• PROBLEM TO SOLVE: Without altering anything, repeat each of the records.

--- begin THE INPUT ---

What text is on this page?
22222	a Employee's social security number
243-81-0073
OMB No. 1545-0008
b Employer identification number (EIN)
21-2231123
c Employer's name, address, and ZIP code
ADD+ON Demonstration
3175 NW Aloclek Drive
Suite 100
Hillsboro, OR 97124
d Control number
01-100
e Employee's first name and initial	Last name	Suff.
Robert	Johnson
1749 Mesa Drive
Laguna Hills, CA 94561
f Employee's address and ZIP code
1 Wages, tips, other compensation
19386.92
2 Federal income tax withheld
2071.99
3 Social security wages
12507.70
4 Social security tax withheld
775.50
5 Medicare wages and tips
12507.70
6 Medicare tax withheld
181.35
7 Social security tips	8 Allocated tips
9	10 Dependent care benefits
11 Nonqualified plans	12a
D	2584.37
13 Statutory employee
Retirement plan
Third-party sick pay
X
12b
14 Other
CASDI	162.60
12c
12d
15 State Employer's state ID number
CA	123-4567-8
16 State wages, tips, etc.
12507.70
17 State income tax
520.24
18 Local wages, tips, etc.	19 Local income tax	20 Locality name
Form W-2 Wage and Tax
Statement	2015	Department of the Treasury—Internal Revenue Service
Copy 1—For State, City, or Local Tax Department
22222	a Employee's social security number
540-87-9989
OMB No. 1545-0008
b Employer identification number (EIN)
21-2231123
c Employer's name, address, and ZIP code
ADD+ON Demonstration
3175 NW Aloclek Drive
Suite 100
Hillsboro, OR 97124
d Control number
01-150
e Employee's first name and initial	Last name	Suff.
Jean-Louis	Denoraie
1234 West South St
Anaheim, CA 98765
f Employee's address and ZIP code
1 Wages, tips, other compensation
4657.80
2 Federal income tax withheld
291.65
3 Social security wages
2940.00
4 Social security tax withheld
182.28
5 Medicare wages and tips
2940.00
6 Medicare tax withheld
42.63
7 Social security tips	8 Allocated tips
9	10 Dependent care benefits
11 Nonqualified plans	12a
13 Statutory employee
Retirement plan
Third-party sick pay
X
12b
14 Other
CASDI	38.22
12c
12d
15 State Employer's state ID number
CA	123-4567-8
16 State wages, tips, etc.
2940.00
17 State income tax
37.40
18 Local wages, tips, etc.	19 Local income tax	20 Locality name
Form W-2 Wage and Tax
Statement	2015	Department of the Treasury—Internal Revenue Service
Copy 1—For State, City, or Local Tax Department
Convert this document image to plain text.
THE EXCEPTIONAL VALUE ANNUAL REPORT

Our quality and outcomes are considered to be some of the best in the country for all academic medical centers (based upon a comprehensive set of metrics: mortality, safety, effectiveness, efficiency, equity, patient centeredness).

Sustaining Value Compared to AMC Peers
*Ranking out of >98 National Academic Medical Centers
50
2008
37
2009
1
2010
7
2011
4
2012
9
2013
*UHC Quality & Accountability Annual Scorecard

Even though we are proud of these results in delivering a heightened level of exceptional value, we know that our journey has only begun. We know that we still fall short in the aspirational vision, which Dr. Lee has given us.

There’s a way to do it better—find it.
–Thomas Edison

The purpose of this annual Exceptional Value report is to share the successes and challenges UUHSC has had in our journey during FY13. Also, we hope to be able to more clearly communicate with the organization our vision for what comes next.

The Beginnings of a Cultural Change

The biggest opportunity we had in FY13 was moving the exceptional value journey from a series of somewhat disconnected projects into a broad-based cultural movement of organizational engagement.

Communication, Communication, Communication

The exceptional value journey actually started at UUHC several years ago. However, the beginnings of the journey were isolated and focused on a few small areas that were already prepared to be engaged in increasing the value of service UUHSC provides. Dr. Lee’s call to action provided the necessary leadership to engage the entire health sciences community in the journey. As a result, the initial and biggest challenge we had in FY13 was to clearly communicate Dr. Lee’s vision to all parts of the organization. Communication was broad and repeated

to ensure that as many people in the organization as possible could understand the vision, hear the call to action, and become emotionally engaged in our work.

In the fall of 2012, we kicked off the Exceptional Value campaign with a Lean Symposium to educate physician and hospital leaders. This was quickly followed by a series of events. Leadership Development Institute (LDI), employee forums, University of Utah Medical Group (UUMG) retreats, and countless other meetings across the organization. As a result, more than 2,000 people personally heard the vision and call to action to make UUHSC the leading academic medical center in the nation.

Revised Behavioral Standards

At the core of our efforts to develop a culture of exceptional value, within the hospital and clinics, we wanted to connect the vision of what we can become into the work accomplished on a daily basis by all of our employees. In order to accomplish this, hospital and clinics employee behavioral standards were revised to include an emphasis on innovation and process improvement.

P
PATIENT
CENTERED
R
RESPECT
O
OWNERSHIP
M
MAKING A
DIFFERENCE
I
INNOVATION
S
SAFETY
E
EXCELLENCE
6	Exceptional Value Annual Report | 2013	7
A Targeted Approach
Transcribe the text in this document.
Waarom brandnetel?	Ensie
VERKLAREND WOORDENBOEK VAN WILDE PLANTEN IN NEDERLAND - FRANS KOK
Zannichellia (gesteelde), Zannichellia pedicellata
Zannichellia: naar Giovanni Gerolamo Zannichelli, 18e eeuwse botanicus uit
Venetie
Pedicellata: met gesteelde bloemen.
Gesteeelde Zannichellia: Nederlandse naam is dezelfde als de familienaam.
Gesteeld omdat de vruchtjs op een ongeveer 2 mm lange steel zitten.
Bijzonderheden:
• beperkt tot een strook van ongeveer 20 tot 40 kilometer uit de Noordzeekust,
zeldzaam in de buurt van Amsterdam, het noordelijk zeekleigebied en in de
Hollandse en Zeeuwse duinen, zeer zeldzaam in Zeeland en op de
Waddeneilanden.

--- end THE INPUT ---

• REPLY TO THE TASK:
What text is on this page?
22222	a Employee's social security number
243-81-0073
OMB No. 1545-0008
b Employer identification number (EIN)
21-2231123
c Employer's name, address, and ZIP code
ADD+ON Demonstration
3175 NW Aloclek Drive
Suite 100
Hillsboro, OR 97124
d Control number
01-100
e Employee's first name and initial	Last name	Suff.
Robert	Johnson
1749 Mesa Drive
Laguna Hills, CA 94561
f Employee's address and ZIP code
1 Wages, tips, other compensation
19386.92
2 Federal income tax withheld
2071.99
3 Social security wages
12507.70
4 Social security tax withheld
775.50
5 Medicare wages and tips
12507.70
6 Medicare tax withheld
181.35
7 Social security tips	8 Allocated tips
9	10 Dependent care benefits
11 Nonqualified plans	12a
D	2584.37
13 Statutory employee
Retirement plan
Third-party sick pay
X
12b
14 Other
CASDI	162.60
12c
12d
15 State Employer's state ID number
CA	123-4567-8
16 State wages, tips, etc.
12507.70
17 State income tax
520.24
18 Local wages, tips, etc.	19 Local income tax	20 Locality name
Form W-2 Wage and Tax
Statement	2015	Department of the Treasury—Internal Revenue Service
Copy 1—For State, City, or Local Tax Department
22222	a Employee's social security number
540-87-9989
OMB No. 1545-0008
b Employer identification number (EIN)
21-2231123
c Employer's name, address, and ZIP code
ADD+ON Demonstration
3175 NW Aloclek Drive
Suite 100
Hillsboro, OR 97124
d Control number
01-150
e Employee's first name and initial	Last name	Suff.
Jean-Louis	Denoraie
1234 West South St
Anaheim, CA 98765
f Employee's address and ZIP code
1 Wages, tips, other compensation
4657.80
2 Federal income tax withheld
291.65
3 Social security wages
2940.00
4 Social security tax withheld
182.28
5 Medicare wages and tips
2940.00
6 Medicare tax withheld
42.63
7 Social security tips	8 Allocated tips
9	10 Dependent care benefits
11 Nonqualified plans	12a
13 Statutory employee
Retirement plan
Third-party sick pay
X
12b
14 Other
CASDI	38.22
12c
12d
15 State Employer's state ID number
CA	123-4567-8
16 State wages, tips, etc.
2940.00
17 State income tax
37.40
18 Local wages, tips, etc.	19 Local income tax	20 Locality name
Form W-2 Wage and Tax
Statement	2015	Department of the Treasury—Internal Revenue Service
Copy 1—For State, City, or Local Tax Department
Convert this document image to plain text.
THE EXCEPTIONAL VALUE ANNUAL REPORT

Our quality and outcomes are considered to be some of the best in the country for all academic medical centers (based upon a comprehensive set of metrics: mortality, safety, effectiveness, efficiency, equity, patient centeredness).

Sustaining Value Compared to AMC Peers
*Ranking out of >98 National Academic Medical Centers
50
2008
37
2009
1
2010
7
2011
4
2012
9
2013
*UHC Quality & Accountability Annual Scorecard

Even though we are proud of these results in delivering a heightened level of exceptional value, we know that our journey has only begun. We know that we still fall short in the aspirational vision, which Dr. Lee has given us.

There’s a way to do it better—find it.
–Thomas Edison

The purpose of this annual Exceptional Value report is to share the successes and challenges UUHSC has had in our journey during FY13. Also, we hope to be able to more clearly communicate with the organization our vision for what comes next.

The Beginnings of a Cultural Change

The biggest opportunity we had in FY13 was moving the exceptional value journey from a series of somewhat disconnected projects into a broad-based cultural movement of organizational engagement.

Communication, Communication, Communication

The exceptional value journey actually started at UUHC several years ago. However, the beginnings of the journey were isolated and focused on a few small areas that were already prepared to be engaged in increasing the value of service UUHSC provides. Dr. Lee’s call to action provided the necessary leadership to engage the entire health sciences community in the journey. As a result, the initial and biggest challenge we had in FY13 was to clearly communicate Dr. Lee’s vision to all parts of the organization. Communication was broad and repeated

to ensure that as many people in the organization as possible could understand the vision, hear the call to action, and become emotionally engaged in our work.

In the fall of 2012, we kicked off the Exceptional Value campaign with a Lean Symposium to educate physician and hospital leaders. This was quickly followed by a series of events. Leadership Development Institute (LDI), employee forums, University of Utah Medical Group (UUMG) retreats, and countless other meetings across the organization. As a result, more than 2,000 people personally heard the vision and call to action to make UUHSC the leading academic medical center in the nation.

Revised Behavioral Standards

At the core of our efforts to develop a culture of exceptional value, within the hospital and clinics, we wanted to connect the vision of what we can become into the work accomplished on a daily basis by all of our employees. In order to accomplish this, hospital and clinics employee behavioral standards were revised to include an emphasis on innovation and process improvement.

P
PATIENT
CENTERED
R
RESPECT
O
OWNERSHIP
M
MAKING A
DIFFERENCE
I
INNOVATION
S
SAFETY
E
EXCELLENCE
6	Exceptional Value Annual Report | 2013	7
A Targeted Approach
Transcribe the text in this document.
Waarom brandnetel?	Ensie
VERKLAREND WOORDENBOEK VAN WILDE PLANTEN IN NEDERLAND - FRANS KOK
Zannichellia (gesteelde), Zannichellia pedicellata
Zannichellia: naar Giovanni Gerolamo Zannichelli, 18e eeuwse botanicus uit
Venetie
Pedicellata: met gesteelde bloemen.
Gesteeelde Zannichellia: Nederlandse naam is dezelfde als de familienaam.
Gesteeld omdat de vruchtjs op een ongeveer 2 mm lange steel zitten.
Bijzonderheden:
• beperkt tot een strook van ongeveer 20 tot 40 kilometer uit de Noordzeekust,
zeldzaam in de buurt van Amsterdam, het noordelijk zeekleigebied en in de
Hollandse en Zeeuwse duinen, zeer zeldzaam in Zeeland en op de
Waddeneilanden.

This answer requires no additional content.